Maj 2020 roku zapowiada się niezwykle smakowicie, jeśli chodzi o premiery płyt z gatunku metal. I to nawet pomimo tego, że wśród zaplanowanych wydawnictw trudno doszukiwać się takich, które zelektryzują cały metalowy świat.
Na liście znajdzie się jednak coś dla każdego, zarówno fanów klasycznego, można nawet nieco oldschoolowego brzmienia, jak i tego zdecydowanie bardziej nowoczesnego. Jakich metalowych nowości będzie można posłuchać w maju 2020? Oto kilkanaście naszych propozycji!
Havok „V” – premiera 1 maja
Na początek thrashowe uderzenie z USA. „V” to jak sam tytuł wskazuje piąty album w dorobku grupy Havok. David Sanchez, gitarzysta i wokalista zapowiada, że album może być pewnym zaskoczeniem dla fanów. Z jednej strony mogą oni spodziewać się tej samej szalonej intensywności grania co zwykle. Jednak mówi także, że podczas nagrywania zespół sporo eksperymentował i dodał trochę nowych elementów, które mogą zaskoczyć słuchaczy. Na krążku znajdzie się 11 utworów. Będzie to również pierwszy album z nowym basistą – Brandonem Brucem.

__PRZEKAZANE POZYCJE__

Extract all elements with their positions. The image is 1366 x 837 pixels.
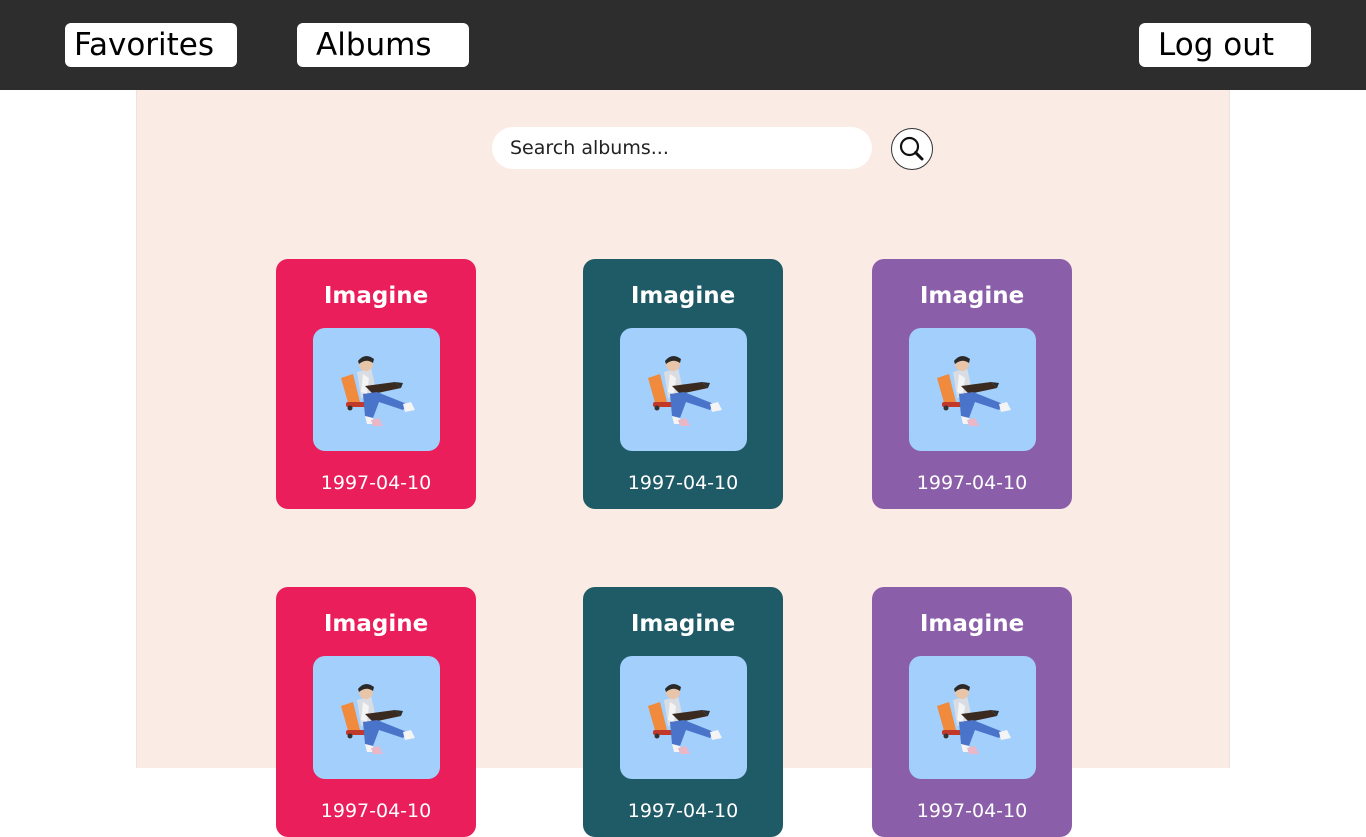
album-title: Imagine <box>323 611 429 637</box>
albums-button[interactable]: Albums <box>297 23 469 67</box>
album-release-date: 1997-04-10 <box>916 800 1028 822</box>
album-card[interactable]: Imagine 1997-04-10 <box>872 259 1072 509</box>
album-title: Imagine <box>919 611 1025 637</box>
top-navigation-bar: Favorites Albums Log out <box>0 0 1366 90</box>
album-card[interactable]: Imagine 1997-04-10 <box>583 259 783 509</box>
search-icon <box>899 136 924 161</box>
album-release-date: 1997-04-10 <box>916 472 1028 494</box>
album-release-date: 1997-04-10 <box>320 472 432 494</box>
album-cover-image <box>313 656 440 779</box>
album-cover-image <box>909 328 1036 451</box>
album-cover-image <box>909 656 1036 779</box>
album-card[interactable]: Imagine 1997-04-10 <box>276 587 476 837</box>
search-input[interactable] <box>492 127 872 169</box>
album-title: Imagine <box>323 283 429 309</box>
album-title: Imagine <box>630 611 736 637</box>
album-card[interactable]: Imagine 1997-04-10 <box>872 587 1072 837</box>
album-cover-image <box>620 656 747 779</box>
album-card[interactable]: Imagine 1997-04-10 <box>583 587 783 837</box>
album-cover-image <box>313 328 440 451</box>
logout-button[interactable]: Log out <box>1139 23 1311 67</box>
search-button[interactable] <box>891 128 933 170</box>
album-release-date: 1997-04-10 <box>320 800 432 822</box>
album-cover-image <box>620 328 747 451</box>
album-release-date: 1997-04-10 <box>627 800 739 822</box>
favorites-button[interactable]: Favorites <box>65 23 237 67</box>
album-title: Imagine <box>630 283 736 309</box>
album-title: Imagine <box>919 283 1025 309</box>
album-card[interactable]: Imagine 1997-04-10 <box>276 259 476 509</box>
album-release-date: 1997-04-10 <box>627 472 739 494</box>
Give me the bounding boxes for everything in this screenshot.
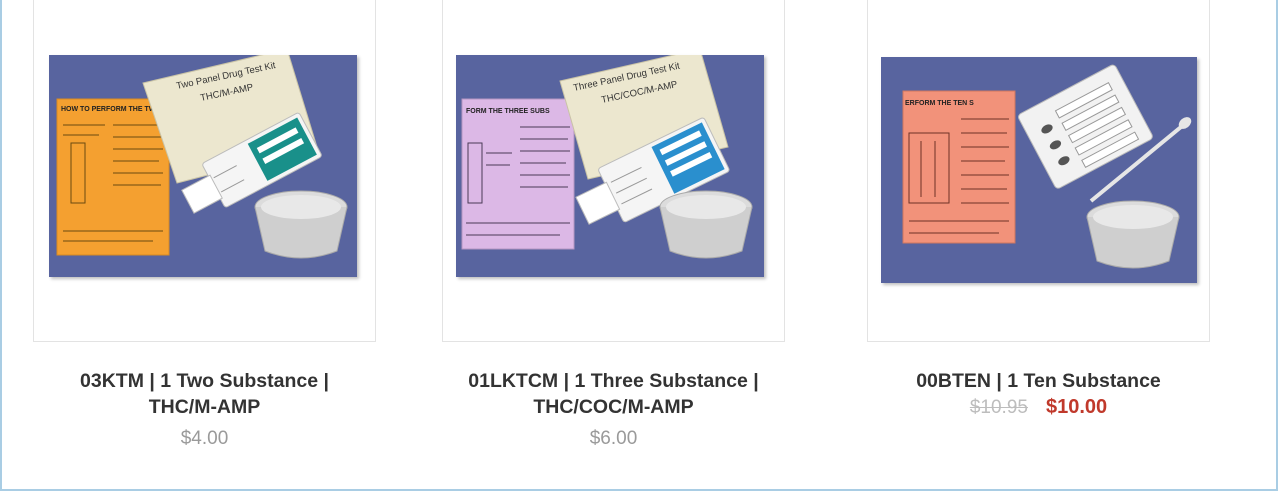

__TREŚĆ POLECENIA A__
Proszę wypisać z fragmentu strony część, która zaczyna się od słów „Maj 2020 roku”, a kończy na „cały metalowy świat.”.
__TREŚĆ POLECENIA B__
Odpowiedz na pytania dotyczące fragmentu strony:
(i) Którego dnia ma się ukazać album „V”?
(ii) Ile utworów znajdzie się na tym krążku?
(iii) Kto jest nowym basistą zespołu Havok?
Pozycje nie są potrzebne do wykonania zadań.

__PEŁNA ODPOWIEDŹ A__
Maj 2020 roku zapowiada się niezwykle smakowicie, jeśli chodzi o premiery płyt z gatunku metal. I to nawet pomimo tego, że wśród zaplanowanych wydawnictw trudno doszukiwać się takich, które zelektryzują cały metalowy świat.

__PEŁNA ODPOWIEDŹ B__
(i) 1 maja
(ii) 11
(iii) Brandon Bruce